[Collected data entries]
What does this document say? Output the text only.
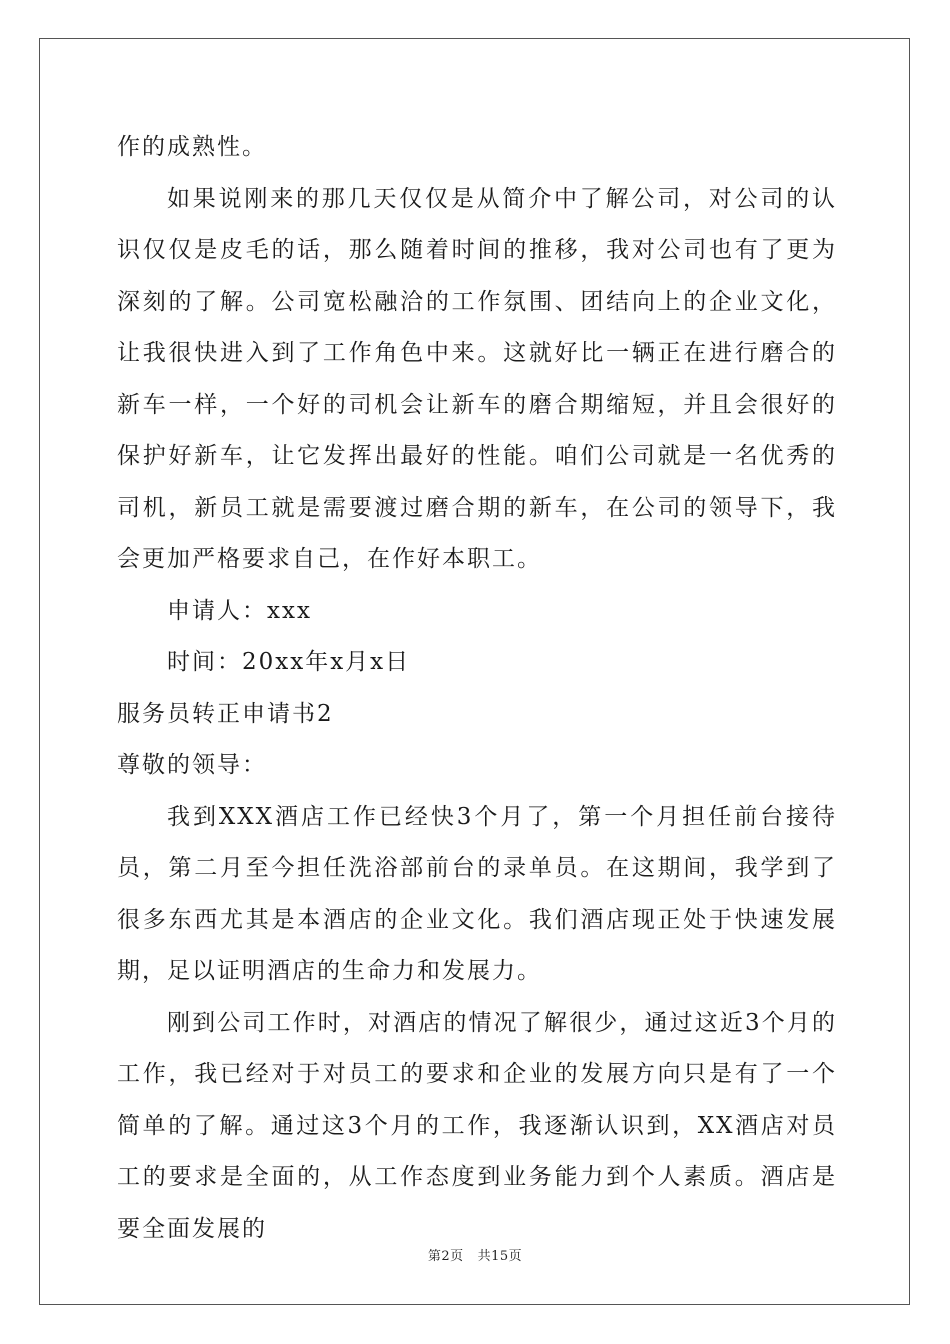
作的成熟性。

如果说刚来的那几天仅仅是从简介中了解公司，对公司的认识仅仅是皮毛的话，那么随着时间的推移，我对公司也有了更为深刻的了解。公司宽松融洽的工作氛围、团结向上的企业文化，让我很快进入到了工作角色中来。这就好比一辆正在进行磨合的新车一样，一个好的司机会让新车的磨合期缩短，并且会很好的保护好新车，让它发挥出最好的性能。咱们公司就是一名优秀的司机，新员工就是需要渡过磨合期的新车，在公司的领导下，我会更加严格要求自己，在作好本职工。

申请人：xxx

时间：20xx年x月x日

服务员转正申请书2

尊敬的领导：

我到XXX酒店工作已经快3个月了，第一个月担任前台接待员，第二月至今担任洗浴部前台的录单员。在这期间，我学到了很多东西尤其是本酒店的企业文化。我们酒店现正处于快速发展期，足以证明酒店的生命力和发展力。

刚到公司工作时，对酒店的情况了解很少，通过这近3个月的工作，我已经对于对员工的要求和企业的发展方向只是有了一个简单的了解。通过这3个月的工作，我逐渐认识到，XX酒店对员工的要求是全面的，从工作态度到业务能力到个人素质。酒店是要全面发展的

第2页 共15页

**Stated exercise:**
Keep the pictures out of the copy and return the rest of the data above exactly.

**Correct result:**
What does this document say? Output the text only.
作的成熟性。

如果说刚来的那几天仅仅是从简介中了解公司，对公司的认识仅仅是皮毛的话，那么随着时间的推移，我对公司也有了更为深刻的了解。公司宽松融洽的工作氛围、团结向上的企业文化，让我很快进入到了工作角色中来。这就好比一辆正在进行磨合的新车一样，一个好的司机会让新车的磨合期缩短，并且会很好的保护好新车，让它发挥出最好的性能。咱们公司就是一名优秀的司机，新员工就是需要渡过磨合期的新车，在公司的领导下，我会更加严格要求自己，在作好本职工。

申请人：xxx

时间：20xx年x月x日

服务员转正申请书2

尊敬的领导：

我到XXX酒店工作已经快3个月了，第一个月担任前台接待员，第二月至今担任洗浴部前台的录单员。在这期间，我学到了很多东西尤其是本酒店的企业文化。我们酒店现正处于快速发展期，足以证明酒店的生命力和发展力。

刚到公司工作时，对酒店的情况了解很少，通过这近3个月的工作，我已经对于对员工的要求和企业的发展方向只是有了一个简单的了解。通过这3个月的工作，我逐渐认识到，XX酒店对员工的要求是全面的，从工作态度到业务能力到个人素质。酒店是要全面发展的

第2页 共15页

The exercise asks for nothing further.